**Assigned task**
In the blog comments on black holes and planet formation, reproduce verbatim the part that opens with the words containing "The inhomogeneity problem" and closes with "solar system formation.".

**Text block**
------------------------------------------------


    Presumably she is competent to comment on cosmology and BHs as much as I am. But I wouldn’t take her as having expertise in either area. Presumably she knows her dust though.

  5. To put it in perspective, her 2 published papers is a start on a PhD if she wants one.

    Hey, she has moved again! In the last paper she is placed at Oceaneering Space Systems in Houston, a far throw from Australia, that has diversified from an oilfield provider (the Oceaneering mother company) into space suits (Constellation/Moon contract) and space robotics, explaining her dust interest.

    Also, I should have referred to her as “Louise (formerly Louis)” as per the web search. My bad!

  6. You do not need black holes to seed planets, or at least you do not need them directly. What you do need is a measure of anisotropy an inhomogeneity in the initial or very early conditions of the universe which are “just right,” again giving us that Goldilocks condition problem. The article does point out how assumptions of an initial proto-planetary lead us to difficulties. The modelers here use this rather modest proposal to initiate the formation of planets and remove a problem due to what might be called a “force gap.” This gap refers to the strong electromagnetic interaction that saturates out due to charge balance beyond this meter scale, and the much weaker gravitational force which can only operate on scales much larger than a meter.

    The inhomogeneity problem is “fixed” with inflation. The initial universe may have been enormously inhomogeneous, but the exponential expansion of the universe smoothed this out so the universe appears more or less isotropic and homogeneous. It takes about 60-folds (e^60 for e = 2.718…) to flatten things right. If one time reverses this there is an increase in clumpiness which suggests the existence of time reversed black holes. These would then be white holes, or even stranger Taub-NUT spaces bolted onto the comsic Dp-brane. Black hole physics might indirectly play a role in the establishment of initial anisotropy and inhomogeneous conditions of the universe. However, black holes are not directly present in solar system formation.

    As for Riofrio’s web site, hmmm…. Interesting. This seems to be more about the culture of space and astronomy than actual science. Her idea about a variable speed of light as an explanation of dark energy (or a replacement thereof) is complete hogwash.

    LC

  7. according to scientists at LawrencevillePlasmaPhysics.com they have discovered a way to produce in 8 months, 10 times more energy then the believeable failure fusion methods, by using Hydrogen and boron to achieve giga-gauss magnetic fields with the plasma focus technique, getting gyro-radii of the order of the electron Compton wavelength. They say the size of a plasmoid (eg star) is BALANCED between COMPRESSIVE MAGNETIC FIELDS and outward expansive angular momentum spins and centrifugal forces. Too much centrifugal force, and the plasmoid doesn’t form. This fusion is clean and highly effiecient, and presents a common way that a huge dust cloud of gas can condense by charged plasma particles into stars that form a galaxy having magnetic spiral shapes.

------------------------------------------------

**Collected data entries**
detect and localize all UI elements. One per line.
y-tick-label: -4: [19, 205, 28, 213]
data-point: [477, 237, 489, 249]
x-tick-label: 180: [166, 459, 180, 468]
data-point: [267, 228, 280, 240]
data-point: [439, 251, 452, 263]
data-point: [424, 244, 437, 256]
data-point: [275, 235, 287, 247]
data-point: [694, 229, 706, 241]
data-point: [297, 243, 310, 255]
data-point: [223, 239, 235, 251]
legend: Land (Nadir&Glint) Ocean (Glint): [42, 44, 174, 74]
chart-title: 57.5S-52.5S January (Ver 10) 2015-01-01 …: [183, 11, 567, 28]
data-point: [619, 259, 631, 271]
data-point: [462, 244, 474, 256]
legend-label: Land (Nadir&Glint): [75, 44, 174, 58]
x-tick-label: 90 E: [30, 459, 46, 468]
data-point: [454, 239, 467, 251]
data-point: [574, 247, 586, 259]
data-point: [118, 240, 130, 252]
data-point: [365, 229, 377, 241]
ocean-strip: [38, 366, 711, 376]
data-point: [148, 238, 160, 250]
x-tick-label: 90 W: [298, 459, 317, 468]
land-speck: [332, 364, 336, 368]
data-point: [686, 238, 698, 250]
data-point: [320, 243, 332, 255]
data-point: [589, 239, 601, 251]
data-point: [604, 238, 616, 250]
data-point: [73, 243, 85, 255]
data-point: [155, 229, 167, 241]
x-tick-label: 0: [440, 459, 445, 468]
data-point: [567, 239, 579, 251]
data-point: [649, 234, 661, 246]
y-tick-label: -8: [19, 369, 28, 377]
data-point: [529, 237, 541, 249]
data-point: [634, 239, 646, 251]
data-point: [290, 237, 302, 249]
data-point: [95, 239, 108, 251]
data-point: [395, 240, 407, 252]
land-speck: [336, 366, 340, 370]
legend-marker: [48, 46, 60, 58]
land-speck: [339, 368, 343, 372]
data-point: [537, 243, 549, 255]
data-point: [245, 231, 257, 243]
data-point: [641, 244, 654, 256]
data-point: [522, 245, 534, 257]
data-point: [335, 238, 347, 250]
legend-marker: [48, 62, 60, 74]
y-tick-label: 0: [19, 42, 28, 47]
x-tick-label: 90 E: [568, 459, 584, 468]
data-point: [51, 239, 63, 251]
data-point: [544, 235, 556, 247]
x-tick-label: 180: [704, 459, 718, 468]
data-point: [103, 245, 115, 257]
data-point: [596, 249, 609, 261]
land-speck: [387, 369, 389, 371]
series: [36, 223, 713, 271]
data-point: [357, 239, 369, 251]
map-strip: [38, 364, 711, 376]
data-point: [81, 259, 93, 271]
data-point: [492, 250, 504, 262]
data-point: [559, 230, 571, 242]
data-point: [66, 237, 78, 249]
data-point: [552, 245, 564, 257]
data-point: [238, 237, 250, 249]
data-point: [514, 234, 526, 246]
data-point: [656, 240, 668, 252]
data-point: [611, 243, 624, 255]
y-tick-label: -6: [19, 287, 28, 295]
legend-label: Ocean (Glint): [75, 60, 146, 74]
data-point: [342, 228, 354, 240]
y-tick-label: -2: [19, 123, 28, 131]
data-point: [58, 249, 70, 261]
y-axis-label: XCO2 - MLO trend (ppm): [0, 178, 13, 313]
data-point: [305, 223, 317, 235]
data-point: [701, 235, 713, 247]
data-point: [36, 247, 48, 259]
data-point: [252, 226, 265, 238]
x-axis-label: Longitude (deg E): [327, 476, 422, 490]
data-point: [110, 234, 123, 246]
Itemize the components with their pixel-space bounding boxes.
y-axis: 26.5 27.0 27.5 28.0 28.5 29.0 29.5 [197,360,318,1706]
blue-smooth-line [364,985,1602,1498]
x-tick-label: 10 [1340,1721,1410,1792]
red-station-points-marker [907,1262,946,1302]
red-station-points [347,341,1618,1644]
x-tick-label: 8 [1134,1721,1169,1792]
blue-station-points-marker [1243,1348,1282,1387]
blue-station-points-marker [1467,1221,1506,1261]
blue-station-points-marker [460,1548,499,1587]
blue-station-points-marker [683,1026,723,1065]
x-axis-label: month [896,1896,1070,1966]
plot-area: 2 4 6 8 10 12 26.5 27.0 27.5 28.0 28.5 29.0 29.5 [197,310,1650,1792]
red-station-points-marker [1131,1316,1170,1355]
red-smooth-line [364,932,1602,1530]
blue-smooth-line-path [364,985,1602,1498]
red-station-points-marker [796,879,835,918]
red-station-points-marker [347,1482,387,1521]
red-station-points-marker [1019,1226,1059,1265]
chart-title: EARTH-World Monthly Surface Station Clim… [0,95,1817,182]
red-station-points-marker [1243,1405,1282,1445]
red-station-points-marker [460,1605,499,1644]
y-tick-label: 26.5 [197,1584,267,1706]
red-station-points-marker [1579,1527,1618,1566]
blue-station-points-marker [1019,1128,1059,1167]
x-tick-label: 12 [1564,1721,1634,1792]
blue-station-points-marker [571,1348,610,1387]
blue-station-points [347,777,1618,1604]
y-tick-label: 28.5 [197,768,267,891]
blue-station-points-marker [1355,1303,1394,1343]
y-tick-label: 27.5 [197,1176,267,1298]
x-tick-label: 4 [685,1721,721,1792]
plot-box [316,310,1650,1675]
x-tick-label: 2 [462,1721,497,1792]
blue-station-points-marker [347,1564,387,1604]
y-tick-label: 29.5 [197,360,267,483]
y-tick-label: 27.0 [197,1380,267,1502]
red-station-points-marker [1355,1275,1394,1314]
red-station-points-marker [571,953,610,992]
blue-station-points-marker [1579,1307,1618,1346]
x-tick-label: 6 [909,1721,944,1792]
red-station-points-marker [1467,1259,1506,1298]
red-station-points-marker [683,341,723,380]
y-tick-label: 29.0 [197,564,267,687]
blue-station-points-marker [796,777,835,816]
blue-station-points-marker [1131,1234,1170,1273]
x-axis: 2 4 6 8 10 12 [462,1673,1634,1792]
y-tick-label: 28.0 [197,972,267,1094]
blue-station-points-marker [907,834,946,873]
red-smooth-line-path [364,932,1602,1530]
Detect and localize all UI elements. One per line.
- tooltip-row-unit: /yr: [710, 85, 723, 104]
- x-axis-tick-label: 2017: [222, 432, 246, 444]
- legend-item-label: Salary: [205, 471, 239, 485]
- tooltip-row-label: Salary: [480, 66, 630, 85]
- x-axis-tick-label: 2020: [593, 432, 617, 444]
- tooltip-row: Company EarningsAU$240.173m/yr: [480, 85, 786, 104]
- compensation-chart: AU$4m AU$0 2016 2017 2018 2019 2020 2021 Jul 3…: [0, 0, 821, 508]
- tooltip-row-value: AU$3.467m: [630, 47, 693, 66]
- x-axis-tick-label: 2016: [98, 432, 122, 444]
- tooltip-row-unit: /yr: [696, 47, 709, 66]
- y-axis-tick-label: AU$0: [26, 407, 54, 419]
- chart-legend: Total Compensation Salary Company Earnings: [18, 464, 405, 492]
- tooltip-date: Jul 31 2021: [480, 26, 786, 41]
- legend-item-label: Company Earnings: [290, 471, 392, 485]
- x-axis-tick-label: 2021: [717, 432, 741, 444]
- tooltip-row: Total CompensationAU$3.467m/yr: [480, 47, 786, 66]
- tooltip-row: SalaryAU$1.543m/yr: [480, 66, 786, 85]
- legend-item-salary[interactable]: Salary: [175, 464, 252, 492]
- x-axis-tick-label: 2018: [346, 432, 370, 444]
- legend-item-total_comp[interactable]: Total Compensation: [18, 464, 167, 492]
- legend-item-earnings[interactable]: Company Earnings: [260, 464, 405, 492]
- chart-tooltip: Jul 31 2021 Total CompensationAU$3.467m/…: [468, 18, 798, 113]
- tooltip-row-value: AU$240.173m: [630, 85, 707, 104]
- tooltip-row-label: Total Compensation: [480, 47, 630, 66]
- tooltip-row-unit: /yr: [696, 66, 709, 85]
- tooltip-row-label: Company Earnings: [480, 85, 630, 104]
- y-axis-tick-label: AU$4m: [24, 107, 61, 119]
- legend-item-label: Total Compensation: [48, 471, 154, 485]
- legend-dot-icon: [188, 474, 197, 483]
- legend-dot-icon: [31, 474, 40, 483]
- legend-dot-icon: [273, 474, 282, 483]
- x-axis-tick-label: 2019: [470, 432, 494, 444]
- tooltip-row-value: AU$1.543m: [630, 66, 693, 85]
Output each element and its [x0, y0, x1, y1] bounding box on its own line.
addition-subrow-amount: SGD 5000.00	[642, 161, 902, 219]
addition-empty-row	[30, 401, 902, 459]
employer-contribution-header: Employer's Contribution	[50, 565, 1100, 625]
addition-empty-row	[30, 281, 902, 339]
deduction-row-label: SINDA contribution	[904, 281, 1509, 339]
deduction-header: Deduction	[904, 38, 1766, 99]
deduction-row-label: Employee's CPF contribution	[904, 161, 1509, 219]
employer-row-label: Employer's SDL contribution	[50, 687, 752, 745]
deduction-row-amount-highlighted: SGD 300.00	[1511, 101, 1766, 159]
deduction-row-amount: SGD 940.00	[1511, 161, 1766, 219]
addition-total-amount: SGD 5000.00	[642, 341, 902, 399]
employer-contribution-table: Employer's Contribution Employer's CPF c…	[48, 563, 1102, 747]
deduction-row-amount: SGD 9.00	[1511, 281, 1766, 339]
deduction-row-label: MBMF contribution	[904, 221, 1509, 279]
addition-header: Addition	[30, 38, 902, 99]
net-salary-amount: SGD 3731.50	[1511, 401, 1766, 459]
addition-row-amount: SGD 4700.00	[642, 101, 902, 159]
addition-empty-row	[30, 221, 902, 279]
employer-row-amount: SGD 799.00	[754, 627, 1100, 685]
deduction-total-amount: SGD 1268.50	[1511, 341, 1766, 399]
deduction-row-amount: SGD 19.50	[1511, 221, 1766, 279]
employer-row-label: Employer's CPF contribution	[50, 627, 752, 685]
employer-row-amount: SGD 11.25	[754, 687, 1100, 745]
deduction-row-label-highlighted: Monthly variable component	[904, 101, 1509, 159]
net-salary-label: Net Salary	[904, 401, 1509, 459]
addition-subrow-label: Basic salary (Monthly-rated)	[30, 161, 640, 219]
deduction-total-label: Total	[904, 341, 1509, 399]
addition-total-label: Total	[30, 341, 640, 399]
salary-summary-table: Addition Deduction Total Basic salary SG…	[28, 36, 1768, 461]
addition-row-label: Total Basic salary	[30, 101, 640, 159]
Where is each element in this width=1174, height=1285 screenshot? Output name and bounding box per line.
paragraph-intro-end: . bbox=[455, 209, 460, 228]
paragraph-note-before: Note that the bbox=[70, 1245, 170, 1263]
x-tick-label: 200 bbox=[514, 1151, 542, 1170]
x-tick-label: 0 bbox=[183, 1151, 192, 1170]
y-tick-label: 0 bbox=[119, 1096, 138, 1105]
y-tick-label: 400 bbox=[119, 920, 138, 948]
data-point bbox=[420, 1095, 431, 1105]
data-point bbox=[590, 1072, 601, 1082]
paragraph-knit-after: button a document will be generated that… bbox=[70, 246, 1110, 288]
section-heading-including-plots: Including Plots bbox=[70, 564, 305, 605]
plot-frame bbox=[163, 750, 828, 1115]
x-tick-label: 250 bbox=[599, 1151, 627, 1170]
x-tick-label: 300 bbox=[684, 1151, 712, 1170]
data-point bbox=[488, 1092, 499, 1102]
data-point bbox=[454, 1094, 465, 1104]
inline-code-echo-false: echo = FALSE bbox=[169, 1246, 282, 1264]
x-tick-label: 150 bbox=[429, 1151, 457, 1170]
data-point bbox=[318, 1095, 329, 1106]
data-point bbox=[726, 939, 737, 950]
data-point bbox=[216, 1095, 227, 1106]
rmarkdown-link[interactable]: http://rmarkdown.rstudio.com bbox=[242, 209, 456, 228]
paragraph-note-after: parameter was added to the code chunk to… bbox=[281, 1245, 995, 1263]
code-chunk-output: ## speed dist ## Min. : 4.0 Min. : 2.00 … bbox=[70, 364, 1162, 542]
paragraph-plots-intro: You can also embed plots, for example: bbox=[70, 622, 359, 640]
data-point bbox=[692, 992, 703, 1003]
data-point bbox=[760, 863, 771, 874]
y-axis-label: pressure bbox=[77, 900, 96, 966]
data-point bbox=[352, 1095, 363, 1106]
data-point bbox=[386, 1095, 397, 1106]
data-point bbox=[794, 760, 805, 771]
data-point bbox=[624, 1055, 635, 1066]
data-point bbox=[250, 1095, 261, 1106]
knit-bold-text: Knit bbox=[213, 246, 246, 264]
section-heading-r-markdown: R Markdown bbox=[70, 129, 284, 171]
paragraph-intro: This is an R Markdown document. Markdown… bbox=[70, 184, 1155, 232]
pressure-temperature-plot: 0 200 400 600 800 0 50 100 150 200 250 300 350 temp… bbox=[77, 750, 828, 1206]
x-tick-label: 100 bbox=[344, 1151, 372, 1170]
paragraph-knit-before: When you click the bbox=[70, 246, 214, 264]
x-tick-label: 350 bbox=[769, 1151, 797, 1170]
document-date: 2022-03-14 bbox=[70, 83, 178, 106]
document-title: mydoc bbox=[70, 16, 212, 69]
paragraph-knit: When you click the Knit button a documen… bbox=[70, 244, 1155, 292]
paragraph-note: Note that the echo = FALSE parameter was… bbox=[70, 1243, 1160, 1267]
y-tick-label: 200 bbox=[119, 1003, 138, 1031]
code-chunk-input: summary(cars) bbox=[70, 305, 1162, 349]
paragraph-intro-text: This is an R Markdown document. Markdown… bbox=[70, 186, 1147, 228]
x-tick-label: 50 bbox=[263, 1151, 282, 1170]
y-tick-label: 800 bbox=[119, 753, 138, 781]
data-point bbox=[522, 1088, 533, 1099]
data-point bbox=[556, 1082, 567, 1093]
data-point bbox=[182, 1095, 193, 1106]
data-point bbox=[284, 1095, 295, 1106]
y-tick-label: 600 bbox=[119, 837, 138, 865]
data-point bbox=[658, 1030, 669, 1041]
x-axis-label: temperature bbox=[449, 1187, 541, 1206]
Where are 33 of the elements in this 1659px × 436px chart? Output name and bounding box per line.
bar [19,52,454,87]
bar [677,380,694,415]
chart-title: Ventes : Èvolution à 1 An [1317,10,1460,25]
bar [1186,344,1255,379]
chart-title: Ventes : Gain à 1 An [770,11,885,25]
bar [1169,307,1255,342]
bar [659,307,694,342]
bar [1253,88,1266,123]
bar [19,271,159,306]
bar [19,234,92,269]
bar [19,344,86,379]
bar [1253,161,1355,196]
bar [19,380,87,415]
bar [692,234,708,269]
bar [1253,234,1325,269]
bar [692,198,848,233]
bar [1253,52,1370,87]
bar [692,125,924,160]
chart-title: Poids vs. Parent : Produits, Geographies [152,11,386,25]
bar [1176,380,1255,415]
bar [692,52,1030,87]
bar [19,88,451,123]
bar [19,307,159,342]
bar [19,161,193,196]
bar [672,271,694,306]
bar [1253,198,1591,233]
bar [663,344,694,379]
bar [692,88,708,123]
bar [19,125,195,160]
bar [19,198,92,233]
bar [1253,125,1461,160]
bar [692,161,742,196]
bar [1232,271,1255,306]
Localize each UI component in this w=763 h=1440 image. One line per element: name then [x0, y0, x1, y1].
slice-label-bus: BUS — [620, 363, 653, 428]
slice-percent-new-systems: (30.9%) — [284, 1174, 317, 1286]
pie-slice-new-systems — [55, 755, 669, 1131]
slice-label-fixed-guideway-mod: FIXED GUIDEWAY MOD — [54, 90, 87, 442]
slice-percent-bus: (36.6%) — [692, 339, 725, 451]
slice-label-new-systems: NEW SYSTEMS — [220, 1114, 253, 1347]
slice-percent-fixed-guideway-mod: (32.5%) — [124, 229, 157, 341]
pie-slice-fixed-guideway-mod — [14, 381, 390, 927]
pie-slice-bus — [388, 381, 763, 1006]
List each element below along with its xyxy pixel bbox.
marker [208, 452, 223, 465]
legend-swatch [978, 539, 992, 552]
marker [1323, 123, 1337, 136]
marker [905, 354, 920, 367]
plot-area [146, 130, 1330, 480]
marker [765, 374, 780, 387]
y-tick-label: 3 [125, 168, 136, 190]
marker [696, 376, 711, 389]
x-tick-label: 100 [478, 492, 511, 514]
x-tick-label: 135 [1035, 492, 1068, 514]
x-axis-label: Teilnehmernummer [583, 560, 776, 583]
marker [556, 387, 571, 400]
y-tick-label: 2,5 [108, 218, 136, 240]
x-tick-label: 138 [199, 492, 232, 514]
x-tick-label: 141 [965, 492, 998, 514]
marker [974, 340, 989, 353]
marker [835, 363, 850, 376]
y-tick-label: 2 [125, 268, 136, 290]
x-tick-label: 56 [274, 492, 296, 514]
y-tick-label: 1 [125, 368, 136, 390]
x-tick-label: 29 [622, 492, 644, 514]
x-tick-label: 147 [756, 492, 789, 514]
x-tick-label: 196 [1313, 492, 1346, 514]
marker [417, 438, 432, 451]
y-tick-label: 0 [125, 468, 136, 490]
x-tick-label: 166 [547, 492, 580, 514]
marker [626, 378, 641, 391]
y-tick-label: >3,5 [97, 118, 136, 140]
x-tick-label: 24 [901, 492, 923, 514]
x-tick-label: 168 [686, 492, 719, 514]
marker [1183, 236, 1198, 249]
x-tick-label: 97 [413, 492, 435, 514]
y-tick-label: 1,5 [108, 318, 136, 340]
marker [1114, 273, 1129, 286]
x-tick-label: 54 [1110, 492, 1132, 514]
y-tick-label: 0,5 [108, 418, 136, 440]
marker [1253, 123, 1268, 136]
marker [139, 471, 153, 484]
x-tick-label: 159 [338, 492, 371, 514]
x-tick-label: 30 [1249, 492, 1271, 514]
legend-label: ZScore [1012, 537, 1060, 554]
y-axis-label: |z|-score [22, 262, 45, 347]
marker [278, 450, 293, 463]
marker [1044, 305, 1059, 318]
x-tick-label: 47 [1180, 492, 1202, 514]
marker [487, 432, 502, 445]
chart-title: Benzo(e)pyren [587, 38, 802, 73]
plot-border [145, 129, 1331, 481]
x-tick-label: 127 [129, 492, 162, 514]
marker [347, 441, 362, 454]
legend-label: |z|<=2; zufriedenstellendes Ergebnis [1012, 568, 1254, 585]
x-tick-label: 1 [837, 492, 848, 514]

------------------------------------------------

**The completed task**
The inhomogeneity problem is “fixed” with inflation. The initial universe may have been enormously inhomogeneous, but the exponential expansion of the universe smoothed this out so the universe appears more or less isotropic and homogeneous. It takes about 60-folds (e^60 for e = 2.718…) to flatten things right. If one time reverses this there is an increase in clumpiness which suggests the existence of time reversed black holes. These would then be white holes, or even stranger Taub-NUT spaces bolted onto the comsic Dp-brane. Black hole physics might indirectly play a role in the establishment of initial anisotropy and inhomogeneous conditions of the universe. However, black holes are not directly present in solar system formation.